(STORED DATA):
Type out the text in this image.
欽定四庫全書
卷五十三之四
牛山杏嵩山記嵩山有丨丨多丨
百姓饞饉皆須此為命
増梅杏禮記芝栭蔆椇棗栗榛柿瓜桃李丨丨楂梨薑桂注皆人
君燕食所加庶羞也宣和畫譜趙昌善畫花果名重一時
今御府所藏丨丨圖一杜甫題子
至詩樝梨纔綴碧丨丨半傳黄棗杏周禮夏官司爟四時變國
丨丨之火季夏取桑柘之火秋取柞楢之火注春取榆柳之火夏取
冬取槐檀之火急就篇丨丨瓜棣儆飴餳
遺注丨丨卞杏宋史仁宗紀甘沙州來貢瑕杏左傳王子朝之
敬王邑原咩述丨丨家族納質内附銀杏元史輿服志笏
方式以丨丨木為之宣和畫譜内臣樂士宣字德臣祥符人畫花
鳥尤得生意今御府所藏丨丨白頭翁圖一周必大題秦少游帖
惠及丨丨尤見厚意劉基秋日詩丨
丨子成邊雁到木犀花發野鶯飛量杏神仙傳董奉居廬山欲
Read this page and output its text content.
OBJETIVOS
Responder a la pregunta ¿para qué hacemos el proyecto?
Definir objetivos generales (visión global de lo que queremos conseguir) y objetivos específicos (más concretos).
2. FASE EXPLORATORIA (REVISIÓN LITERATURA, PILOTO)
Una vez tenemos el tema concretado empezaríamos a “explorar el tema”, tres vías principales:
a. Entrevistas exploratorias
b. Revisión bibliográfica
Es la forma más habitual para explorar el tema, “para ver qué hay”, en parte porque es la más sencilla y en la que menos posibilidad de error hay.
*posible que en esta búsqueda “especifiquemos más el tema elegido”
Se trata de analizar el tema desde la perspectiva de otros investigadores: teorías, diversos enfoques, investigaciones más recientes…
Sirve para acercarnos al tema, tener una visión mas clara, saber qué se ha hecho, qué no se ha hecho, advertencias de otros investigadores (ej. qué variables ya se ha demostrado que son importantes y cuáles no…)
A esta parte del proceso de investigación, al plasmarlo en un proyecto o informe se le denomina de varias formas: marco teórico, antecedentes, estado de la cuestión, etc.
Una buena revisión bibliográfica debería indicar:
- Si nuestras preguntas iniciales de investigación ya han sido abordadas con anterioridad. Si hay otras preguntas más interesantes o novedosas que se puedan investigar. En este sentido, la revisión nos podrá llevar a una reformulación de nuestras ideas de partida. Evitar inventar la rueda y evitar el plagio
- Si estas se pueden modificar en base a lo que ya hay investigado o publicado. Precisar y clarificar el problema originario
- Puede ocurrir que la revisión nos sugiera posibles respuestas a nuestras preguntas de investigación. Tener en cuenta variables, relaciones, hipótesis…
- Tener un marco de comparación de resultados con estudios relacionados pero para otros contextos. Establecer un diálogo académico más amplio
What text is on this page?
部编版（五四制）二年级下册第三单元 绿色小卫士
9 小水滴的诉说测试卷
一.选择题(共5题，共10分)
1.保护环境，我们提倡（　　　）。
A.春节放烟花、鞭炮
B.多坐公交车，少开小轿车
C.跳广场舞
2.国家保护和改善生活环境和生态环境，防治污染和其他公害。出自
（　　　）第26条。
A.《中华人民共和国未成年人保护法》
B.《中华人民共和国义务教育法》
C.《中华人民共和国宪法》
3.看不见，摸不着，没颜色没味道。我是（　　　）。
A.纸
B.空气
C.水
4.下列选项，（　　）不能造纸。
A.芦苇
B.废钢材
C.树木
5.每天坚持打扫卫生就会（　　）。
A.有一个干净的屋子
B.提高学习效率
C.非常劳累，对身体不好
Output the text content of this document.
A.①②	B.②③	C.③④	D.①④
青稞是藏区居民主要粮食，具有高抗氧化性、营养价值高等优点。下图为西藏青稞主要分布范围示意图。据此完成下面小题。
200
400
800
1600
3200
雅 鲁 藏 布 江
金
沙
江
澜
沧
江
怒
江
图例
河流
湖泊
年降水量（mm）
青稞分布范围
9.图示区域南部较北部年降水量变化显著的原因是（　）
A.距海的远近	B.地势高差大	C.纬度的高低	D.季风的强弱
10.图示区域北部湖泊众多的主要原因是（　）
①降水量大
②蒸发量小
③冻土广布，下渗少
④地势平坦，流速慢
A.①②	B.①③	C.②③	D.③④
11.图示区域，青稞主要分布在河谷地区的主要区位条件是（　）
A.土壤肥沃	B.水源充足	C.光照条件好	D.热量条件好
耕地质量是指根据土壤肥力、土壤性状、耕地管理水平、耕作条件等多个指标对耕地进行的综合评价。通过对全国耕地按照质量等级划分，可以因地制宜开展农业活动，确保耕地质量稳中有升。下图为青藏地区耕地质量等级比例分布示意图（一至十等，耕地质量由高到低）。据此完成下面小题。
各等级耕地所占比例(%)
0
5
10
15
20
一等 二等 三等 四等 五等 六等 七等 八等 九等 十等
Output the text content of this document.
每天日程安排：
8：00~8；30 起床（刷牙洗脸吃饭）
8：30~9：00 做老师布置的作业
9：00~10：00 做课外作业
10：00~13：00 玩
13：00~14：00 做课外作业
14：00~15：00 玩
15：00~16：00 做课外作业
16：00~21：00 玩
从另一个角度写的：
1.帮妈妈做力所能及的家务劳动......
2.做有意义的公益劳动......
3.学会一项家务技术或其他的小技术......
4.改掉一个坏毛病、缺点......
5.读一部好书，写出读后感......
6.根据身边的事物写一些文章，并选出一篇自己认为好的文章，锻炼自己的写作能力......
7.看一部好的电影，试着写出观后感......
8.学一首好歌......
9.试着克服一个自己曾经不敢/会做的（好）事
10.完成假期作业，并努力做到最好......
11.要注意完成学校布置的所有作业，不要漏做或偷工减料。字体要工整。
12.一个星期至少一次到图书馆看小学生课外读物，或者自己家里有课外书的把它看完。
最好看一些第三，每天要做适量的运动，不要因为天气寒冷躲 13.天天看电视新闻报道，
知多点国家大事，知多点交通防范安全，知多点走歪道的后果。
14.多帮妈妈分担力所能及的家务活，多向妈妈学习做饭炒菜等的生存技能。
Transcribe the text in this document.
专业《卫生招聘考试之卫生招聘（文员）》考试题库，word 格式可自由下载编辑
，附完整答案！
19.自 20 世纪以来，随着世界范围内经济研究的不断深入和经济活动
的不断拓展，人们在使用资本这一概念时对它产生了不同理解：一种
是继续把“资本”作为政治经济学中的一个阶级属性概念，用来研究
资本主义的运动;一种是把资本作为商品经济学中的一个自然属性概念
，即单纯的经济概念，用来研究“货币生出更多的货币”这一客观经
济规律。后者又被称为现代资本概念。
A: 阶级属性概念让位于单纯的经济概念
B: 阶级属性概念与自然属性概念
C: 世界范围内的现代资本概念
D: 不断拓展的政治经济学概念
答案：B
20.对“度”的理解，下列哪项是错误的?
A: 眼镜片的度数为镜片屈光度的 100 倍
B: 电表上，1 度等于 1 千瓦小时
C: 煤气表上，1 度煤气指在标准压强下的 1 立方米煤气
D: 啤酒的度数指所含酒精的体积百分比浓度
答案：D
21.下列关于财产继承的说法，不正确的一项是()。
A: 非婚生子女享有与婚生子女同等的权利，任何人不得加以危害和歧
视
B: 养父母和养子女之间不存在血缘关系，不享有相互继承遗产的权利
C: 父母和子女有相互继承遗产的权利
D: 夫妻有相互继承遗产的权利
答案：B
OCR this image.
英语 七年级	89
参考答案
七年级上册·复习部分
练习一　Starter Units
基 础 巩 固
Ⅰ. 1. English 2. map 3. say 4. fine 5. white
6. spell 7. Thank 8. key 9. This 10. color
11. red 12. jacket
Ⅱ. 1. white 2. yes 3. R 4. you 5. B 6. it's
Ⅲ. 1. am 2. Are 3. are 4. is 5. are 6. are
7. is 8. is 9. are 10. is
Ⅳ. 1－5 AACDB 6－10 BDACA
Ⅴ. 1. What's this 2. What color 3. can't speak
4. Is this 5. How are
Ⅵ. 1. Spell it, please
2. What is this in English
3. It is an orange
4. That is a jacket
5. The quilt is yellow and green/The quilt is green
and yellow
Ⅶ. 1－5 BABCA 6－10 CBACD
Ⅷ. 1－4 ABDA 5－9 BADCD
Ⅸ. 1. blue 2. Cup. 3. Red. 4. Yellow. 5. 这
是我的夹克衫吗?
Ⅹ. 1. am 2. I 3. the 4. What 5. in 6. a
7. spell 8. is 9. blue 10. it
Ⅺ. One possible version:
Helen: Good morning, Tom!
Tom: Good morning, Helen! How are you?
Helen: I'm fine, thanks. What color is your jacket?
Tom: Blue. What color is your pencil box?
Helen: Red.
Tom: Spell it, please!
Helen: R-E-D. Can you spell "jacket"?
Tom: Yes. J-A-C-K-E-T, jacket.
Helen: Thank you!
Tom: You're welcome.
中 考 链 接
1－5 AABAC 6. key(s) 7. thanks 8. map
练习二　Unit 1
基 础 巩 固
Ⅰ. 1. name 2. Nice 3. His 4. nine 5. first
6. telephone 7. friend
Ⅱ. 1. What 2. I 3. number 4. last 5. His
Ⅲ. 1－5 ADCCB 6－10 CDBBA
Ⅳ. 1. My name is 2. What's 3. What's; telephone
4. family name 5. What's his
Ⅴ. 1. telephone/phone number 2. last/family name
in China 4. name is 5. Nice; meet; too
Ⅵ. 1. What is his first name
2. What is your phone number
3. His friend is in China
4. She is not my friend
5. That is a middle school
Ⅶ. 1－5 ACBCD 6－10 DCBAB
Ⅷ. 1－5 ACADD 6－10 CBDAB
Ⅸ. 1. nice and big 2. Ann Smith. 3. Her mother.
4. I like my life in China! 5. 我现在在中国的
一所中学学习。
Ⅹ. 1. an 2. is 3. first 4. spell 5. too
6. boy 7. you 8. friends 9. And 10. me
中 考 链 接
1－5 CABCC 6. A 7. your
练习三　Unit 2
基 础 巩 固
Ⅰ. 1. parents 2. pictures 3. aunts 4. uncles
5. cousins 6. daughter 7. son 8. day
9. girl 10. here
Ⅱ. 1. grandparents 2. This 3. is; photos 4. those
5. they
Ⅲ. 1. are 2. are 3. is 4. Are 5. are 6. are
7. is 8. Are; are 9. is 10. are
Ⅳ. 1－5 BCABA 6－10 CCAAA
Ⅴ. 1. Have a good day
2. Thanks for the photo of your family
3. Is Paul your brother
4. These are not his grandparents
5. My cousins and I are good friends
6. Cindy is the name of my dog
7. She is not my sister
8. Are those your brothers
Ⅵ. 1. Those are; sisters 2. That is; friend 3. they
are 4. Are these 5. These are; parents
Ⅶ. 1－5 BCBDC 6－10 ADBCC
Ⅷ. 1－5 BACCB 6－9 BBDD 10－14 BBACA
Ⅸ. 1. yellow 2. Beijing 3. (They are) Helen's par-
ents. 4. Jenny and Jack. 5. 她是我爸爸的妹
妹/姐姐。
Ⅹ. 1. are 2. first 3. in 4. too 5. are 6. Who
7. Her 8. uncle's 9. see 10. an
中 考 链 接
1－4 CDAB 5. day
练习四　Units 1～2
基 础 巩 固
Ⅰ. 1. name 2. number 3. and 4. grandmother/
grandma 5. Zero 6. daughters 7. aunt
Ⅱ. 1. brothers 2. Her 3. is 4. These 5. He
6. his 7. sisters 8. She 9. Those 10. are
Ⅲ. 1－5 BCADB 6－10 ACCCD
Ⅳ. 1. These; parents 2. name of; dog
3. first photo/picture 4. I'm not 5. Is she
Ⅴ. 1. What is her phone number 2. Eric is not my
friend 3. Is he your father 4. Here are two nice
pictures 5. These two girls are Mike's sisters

(AIM): Check each line above for the word "Helen", and copy the lines where it appears.

(TASK ANSWER):
Helen: Good morning, Tom!
Tom: Good morning, Helen! How are you?
Helen: I'm fine, thanks. What color is your jacket?
Helen: Red.
Helen: R-E-D. Can you spell "jacket"?
Helen: Thank you!
Ⅸ. 1. yellow 2. Beijing 3. (They are) Helen's par-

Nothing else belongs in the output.